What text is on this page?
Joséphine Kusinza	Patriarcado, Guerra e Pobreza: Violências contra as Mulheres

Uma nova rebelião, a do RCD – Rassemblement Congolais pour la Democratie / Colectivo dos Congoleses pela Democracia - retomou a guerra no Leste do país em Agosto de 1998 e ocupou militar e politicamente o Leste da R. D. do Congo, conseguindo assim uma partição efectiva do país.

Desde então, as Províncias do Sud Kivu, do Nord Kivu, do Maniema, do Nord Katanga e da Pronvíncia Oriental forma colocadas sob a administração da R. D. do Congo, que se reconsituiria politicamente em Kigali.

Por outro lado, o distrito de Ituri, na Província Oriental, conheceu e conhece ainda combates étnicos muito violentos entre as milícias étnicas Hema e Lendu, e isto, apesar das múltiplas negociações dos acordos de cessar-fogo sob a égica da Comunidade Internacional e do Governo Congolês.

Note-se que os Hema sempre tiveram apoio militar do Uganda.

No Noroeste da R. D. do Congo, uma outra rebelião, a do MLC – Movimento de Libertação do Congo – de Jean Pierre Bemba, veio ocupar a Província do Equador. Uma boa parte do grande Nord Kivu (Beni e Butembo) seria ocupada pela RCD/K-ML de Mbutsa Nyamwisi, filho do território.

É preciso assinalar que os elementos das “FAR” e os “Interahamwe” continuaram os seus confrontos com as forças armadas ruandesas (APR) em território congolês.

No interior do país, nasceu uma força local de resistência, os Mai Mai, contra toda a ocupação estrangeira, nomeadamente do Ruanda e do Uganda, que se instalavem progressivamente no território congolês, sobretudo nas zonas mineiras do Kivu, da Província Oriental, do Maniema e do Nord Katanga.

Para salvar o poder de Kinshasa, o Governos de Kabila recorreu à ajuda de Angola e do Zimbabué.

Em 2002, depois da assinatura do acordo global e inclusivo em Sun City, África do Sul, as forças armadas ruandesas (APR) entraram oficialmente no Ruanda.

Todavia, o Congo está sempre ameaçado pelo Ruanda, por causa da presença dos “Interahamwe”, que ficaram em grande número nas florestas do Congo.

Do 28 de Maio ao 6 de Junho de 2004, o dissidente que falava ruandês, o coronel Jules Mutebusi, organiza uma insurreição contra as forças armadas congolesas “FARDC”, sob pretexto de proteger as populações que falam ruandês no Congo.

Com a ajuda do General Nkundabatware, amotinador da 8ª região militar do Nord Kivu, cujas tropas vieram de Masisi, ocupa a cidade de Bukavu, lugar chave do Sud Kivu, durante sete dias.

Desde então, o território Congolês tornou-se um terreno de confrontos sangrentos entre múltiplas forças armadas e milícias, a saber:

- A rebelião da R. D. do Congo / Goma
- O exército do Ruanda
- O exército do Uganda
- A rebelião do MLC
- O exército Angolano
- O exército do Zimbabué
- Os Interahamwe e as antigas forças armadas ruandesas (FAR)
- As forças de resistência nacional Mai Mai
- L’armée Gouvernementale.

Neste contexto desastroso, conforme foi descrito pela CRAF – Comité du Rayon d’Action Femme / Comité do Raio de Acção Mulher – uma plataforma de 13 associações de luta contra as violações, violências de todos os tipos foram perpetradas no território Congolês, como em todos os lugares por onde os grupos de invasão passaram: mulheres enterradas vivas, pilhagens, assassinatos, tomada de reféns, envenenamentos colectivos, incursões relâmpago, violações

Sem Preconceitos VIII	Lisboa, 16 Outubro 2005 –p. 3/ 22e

· · ·

- _What you need to do_
For the listing above, identify each line bearing "Maniema".

- _Solution_
Desde então, as Províncias do Sud Kivu, do Nord Kivu, do Maniema, do Nord Katanga e da Pronvíncia Oriental forma colocadas sob a administração da R. D. do Congo, que se reconsituiria politicamente em Kigali.
No interior do país, nasceu uma força local de resistência, os Mai Mai, contra toda a ocupação estrangeira, nomeadamente do Ruanda e do Uganda, que se instalavem progressivamente no território congolês, sobretudo nas zonas mineiras do Kivu, da Província Oriental, do Maniema e do Nord Katanga.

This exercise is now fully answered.